→ YOUR TASK
Exactly as they appear, output all of the records. Skip any images.

(Chart and figure data)
────────────────
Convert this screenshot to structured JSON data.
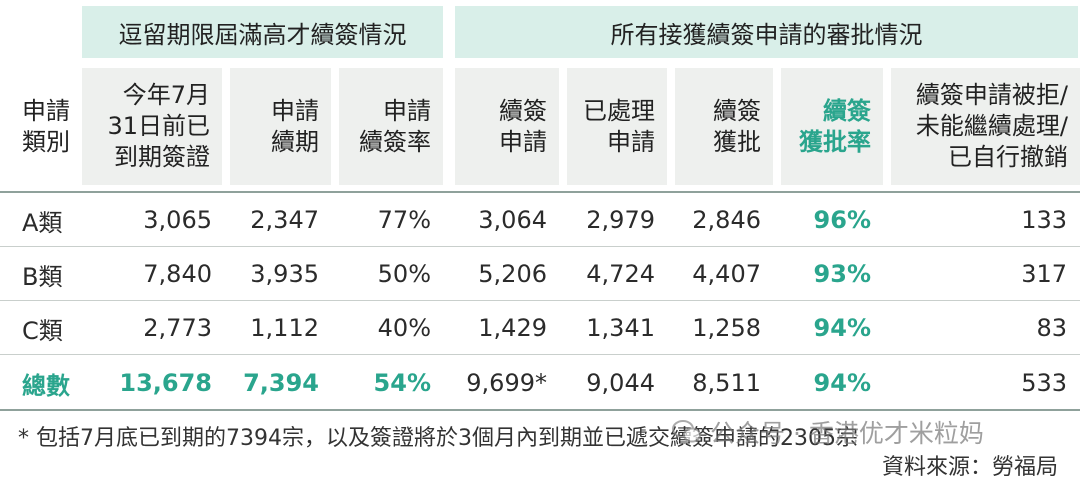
{
  "group_headers": {
    "left": "逗留期限屆滿高才續簽情況",
    "right": "所有接獲續簽申請的審批情況"
  },
  "columns": [
    {
      "lines": [
        "申請",
        "類別"
      ]
    },
    {
      "lines": [
        "今年7月",
        "31日前已",
        "到期簽證"
      ]
    },
    {
      "lines": [
        "申請",
        "續期"
      ]
    },
    {
      "lines": [
        "申請",
        "續簽率"
      ]
    },
    {
      "lines": [
        "續簽",
        "申請"
      ]
    },
    {
      "lines": [
        "已處理",
        "申請"
      ]
    },
    {
      "lines": [
        "續簽",
        "獲批"
      ]
    },
    {
      "lines": [
        "續簽",
        "獲批率"
      ]
    },
    {
      "lines": [
        "續簽申請被拒/",
        "未能繼續處理/",
        "已自行撤銷"
      ]
    }
  ],
  "rows": [
    [
      "A類",
      "3,065",
      "2,347",
      "77%",
      "3,064",
      "2,979",
      "2,846",
      "96%",
      "133"
    ],
    [
      "B類",
      "7,840",
      "3,935",
      "50%",
      "5,206",
      "4,724",
      "4,407",
      "93%",
      "317"
    ],
    [
      "C類",
      "2,773",
      "1,112",
      "40%",
      "1,429",
      "1,341",
      "1,258",
      "94%",
      "83"
    ]
  ],
  "total_row": [
    "總數",
    "13,678",
    "7,394",
    "54%",
    "9,699*",
    "9,044",
    "8,511",
    "94%",
    "533"
  ],
  "footnote": "* 包括7月底已到期的7394宗，以及簽證將於3個月內到期並已遞交續簽申請的2305宗",
  "source": "資料來源：勞福局",
  "watermark": "公众号 · 香港优才米粒妈",
  "colors": {
    "accent": "#2aa58d",
    "group_bg": "#d9efe9",
    "header_bg": "#eef0ee"
  },
  "icons": {
    "watermark": "wechat-icon"
  }
}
────────────────
→ WRITTEN SOLUTION
Convert this screenshot to structured JSON data.
{
  "group_headers": {
    "left": "逗留期限屆滿高才續簽情況",
    "right": "所有接獲續簽申請的審批情況"
  },
  "columns": [
    {
      "lines": [
        "申請",
        "類別"
      ]
    },
    {
      "lines": [
        "今年7月",
        "31日前已",
        "到期簽證"
      ]
    },
    {
      "lines": [
        "申請",
        "續期"
      ]
    },
    {
      "lines": [
        "申請",
        "續簽率"
      ]
    },
    {
      "lines": [
        "續簽",
        "申請"
      ]
    },
    {
      "lines": [
        "已處理",
        "申請"
      ]
    },
    {
      "lines": [
        "續簽",
        "獲批"
      ]
    },
    {
      "lines": [
        "續簽",
        "獲批率"
      ]
    },
    {
      "lines": [
        "續簽申請被拒/",
        "未能繼續處理/",
        "已自行撤銷"
      ]
    }
  ],
  "rows": [
    [
      "A類",
      "3,065",
      "2,347",
      "77%",
      "3,064",
      "2,979",
      "2,846",
      "96%",
      "133"
    ],
    [
      "B類",
      "7,840",
      "3,935",
      "50%",
      "5,206",
      "4,724",
      "4,407",
      "93%",
      "317"
    ],
    [
      "C類",
      "2,773",
      "1,112",
      "40%",
      "1,429",
      "1,341",
      "1,258",
      "94%",
      "83"
    ]
  ],
  "total_row": [
    "總數",
    "13,678",
    "7,394",
    "54%",
    "9,699*",
    "9,044",
    "8,511",
    "94%",
    "533"
  ],
  "footnote": "* 包括7月底已到期的7394宗，以及簽證將於3個月內到期並已遞交續簽申請的2305宗",
  "source": "資料來源：勞福局",
  "watermark": "公众号 · 香港优才米粒妈",
  "colors": {
    "accent": "#2aa58d",
    "group_bg": "#d9efe9",
    "header_bg": "#eef0ee"
  },
  "icons": {
    "watermark": "wechat-icon"
  }
}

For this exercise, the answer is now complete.